◆ Görev Tanımı: İstanbul gezi notlarında "Burmalı ve Örmeli" sözlerinin geçtiği yerden başlayın, "Meğer orası Eminönü'ndeymiş..." sözlerinden sonra durun. Bu bölümü hiçbir değişiklik yapmadan aktarın.

◆ Verilen Metin:
· · · · · · ·

Ayasofya Camii: Mükemmel bir yer... Büyük ama biraz kasvetli... İçinde merdiven yok. Onun yerine rampa var. Döne döne çıkılıyor. Yapımına 306 yılında başlanmış... Tam 1700 yıllık şahaser... Çok kalabalık. Fatih Sultan Mehmet İstanbul'u aldıktan sonra ilk cuma namazını burada kılmış. 1934 yılında Atatürk'ün talebiyle müzeye dönüştürülmüş.
Sultanahmet Camii: Ne mükemmel, ne muhteşem bir yer anlatamam. İçinin zarifliği, çinilerin güzelliği... Gerçekten büyülendik... Hele detaylar yok mu? Mesela bahçe kapısında bir zincir var. (perde gibi) Padişah bunu özellikle yaptırmış. At üstünde girerken eğilsin ki, camiye mağrur girmesin diye...
Burmalı ve Örmeli sütünler, Dikilitaş: Bunlar da şahane ama şöyle bir görüntü var. Kaideleri derinde... Dolayısıyla içi çöp deposu olmuş...
Sultanahmet Meydanı: Biz burayı TV'lerde gördüğümüz geniş ve güvercinlerin olduğu meydan sanıyorduk. Meğer orası Eminönü'ndeymiş...
Kapalıçarşı: Muazzam. Çok büyük. Herhalde biz sadece 10'da birini falan dolaştık. Bir güzel de kahve içtik. Cüzdan, çanta aldık... Tavanlarındaki boyalar yer yer akmış. Esnaf dedi ki: "15 yıl kadar önce güzel sanatlardan bir grup öğrenci boyamış tadilat için. Ama yine akmış. Osmanlı zamanında yumurta akı kullanılarak yapılırmış. Onun ayarını kimse tutturamamış şimdiye kadar"
Hürrem Sultan Hamamı'nı anlatmıştım daha önce.

· · · · · · ·

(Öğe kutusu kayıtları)
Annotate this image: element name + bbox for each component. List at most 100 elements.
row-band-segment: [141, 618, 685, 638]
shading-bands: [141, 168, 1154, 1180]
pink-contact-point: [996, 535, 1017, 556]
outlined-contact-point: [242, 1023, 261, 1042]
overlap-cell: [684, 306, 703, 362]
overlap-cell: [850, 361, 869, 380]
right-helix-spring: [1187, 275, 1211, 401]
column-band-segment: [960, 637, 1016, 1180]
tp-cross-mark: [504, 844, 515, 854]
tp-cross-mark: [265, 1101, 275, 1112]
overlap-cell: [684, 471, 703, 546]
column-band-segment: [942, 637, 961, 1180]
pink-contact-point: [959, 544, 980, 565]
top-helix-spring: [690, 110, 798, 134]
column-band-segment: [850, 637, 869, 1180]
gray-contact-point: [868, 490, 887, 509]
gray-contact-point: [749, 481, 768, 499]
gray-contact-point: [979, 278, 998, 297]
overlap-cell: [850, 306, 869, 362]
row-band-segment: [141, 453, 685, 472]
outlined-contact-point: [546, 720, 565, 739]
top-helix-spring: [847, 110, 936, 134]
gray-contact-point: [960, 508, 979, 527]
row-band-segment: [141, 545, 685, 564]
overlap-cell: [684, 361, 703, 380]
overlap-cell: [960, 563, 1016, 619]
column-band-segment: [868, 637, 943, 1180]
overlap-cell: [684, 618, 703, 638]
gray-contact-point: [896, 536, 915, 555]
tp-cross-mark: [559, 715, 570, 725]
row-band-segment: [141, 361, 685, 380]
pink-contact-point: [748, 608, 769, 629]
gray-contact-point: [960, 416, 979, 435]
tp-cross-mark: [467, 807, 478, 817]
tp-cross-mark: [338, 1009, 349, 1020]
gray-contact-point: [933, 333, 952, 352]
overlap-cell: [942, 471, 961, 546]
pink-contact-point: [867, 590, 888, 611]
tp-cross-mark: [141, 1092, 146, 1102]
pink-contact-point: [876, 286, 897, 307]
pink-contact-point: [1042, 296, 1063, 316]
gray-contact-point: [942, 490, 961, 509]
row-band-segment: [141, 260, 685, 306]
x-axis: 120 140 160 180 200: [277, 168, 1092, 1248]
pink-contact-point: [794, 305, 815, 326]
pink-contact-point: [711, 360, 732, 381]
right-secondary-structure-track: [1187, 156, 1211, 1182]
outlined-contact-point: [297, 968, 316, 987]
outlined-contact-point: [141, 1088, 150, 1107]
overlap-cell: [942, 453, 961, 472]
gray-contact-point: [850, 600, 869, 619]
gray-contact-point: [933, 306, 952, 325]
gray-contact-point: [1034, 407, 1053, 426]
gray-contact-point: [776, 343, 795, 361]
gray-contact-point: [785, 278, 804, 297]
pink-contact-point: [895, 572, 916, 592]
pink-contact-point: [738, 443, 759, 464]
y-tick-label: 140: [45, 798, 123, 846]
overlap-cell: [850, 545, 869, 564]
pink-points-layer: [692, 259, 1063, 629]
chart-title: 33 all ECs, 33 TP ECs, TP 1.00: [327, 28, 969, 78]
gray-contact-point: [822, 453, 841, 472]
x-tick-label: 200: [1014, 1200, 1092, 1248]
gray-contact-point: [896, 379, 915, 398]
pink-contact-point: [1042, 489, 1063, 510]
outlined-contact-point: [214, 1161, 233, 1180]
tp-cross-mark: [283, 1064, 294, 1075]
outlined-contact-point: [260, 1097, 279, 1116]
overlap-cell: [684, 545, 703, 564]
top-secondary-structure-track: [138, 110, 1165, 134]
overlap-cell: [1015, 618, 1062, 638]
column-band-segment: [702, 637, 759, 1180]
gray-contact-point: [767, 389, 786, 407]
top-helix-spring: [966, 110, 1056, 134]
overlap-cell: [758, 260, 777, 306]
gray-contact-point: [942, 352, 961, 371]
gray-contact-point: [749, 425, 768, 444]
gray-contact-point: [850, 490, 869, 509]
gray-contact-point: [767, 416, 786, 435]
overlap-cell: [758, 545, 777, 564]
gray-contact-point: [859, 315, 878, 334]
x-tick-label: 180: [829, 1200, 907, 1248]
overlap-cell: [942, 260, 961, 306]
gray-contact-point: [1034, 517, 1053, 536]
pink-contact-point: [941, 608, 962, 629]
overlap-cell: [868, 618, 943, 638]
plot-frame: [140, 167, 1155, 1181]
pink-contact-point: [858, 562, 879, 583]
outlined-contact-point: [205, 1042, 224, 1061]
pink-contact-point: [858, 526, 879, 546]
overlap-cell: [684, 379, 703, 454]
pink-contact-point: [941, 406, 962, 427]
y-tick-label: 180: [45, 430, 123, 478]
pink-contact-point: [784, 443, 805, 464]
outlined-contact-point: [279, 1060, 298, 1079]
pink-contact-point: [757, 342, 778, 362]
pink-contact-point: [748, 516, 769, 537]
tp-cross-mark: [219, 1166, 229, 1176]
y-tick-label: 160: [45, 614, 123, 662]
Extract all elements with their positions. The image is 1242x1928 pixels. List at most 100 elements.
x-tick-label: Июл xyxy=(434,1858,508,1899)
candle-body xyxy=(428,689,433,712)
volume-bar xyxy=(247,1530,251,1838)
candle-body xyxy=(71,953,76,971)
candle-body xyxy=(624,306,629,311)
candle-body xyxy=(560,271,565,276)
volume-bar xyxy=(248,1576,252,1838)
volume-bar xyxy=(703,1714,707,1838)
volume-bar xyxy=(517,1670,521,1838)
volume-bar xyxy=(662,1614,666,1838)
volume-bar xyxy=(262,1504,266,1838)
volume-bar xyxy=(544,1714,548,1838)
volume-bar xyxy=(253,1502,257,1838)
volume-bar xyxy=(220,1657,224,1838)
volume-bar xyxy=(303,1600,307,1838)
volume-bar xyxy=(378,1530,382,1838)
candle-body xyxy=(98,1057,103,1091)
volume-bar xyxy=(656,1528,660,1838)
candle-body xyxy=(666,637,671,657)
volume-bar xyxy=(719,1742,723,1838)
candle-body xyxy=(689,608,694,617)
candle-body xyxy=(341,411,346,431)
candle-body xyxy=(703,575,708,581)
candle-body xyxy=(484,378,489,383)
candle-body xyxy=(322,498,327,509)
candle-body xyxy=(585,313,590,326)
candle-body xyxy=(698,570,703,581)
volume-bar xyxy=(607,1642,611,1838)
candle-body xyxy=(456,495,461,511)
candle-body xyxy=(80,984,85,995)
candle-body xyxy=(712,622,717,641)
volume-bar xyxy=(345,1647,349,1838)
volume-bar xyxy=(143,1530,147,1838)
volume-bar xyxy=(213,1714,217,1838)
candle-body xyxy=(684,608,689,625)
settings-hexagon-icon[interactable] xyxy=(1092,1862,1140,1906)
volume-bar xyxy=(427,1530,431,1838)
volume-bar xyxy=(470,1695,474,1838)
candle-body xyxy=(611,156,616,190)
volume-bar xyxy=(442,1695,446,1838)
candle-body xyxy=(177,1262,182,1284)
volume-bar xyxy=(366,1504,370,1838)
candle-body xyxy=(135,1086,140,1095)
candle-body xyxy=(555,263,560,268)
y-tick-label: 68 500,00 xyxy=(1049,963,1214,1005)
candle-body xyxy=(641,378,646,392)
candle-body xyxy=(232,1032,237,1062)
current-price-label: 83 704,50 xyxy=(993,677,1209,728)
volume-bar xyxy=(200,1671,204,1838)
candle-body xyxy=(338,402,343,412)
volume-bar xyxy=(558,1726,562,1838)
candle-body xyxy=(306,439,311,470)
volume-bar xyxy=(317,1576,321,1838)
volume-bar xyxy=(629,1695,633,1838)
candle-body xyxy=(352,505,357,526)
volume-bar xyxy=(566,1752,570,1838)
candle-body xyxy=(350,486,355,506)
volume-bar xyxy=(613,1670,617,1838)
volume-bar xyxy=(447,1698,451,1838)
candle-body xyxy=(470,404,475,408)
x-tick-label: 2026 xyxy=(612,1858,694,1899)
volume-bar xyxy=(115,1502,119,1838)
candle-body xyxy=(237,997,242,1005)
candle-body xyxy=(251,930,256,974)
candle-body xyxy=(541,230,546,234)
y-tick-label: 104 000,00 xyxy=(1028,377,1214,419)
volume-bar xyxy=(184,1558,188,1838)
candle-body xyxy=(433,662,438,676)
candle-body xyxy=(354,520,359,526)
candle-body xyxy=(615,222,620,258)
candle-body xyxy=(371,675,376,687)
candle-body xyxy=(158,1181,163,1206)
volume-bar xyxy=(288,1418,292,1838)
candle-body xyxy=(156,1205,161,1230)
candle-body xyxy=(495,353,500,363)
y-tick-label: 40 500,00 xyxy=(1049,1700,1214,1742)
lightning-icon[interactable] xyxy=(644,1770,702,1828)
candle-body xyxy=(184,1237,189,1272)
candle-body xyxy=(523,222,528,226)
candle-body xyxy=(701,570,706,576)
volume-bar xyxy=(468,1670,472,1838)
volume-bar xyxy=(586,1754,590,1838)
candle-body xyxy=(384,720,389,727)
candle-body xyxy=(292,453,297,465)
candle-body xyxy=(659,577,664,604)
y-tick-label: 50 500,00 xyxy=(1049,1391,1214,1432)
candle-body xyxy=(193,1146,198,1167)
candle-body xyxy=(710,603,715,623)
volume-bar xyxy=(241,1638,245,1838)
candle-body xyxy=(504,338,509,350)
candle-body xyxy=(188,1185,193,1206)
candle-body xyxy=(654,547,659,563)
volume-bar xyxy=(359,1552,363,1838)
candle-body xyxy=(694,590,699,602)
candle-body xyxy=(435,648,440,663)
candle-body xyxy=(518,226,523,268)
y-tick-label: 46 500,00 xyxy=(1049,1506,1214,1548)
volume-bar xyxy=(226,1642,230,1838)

· · · · · · ·

◆ Görev Sonucu:
Burmalı ve Örmeli sütünler, Dikilitaş: Bunlar da şahane ama şöyle bir görüntü var. Kaideleri derinde... Dolayısıyla içi çöp deposu olmuş...
Sultanahmet Meydanı: Biz burayı TV'lerde gördüğümüz geniş ve güvercinlerin olduğu meydan sanıyorduk. Meğer orası Eminönü'ndeymiş...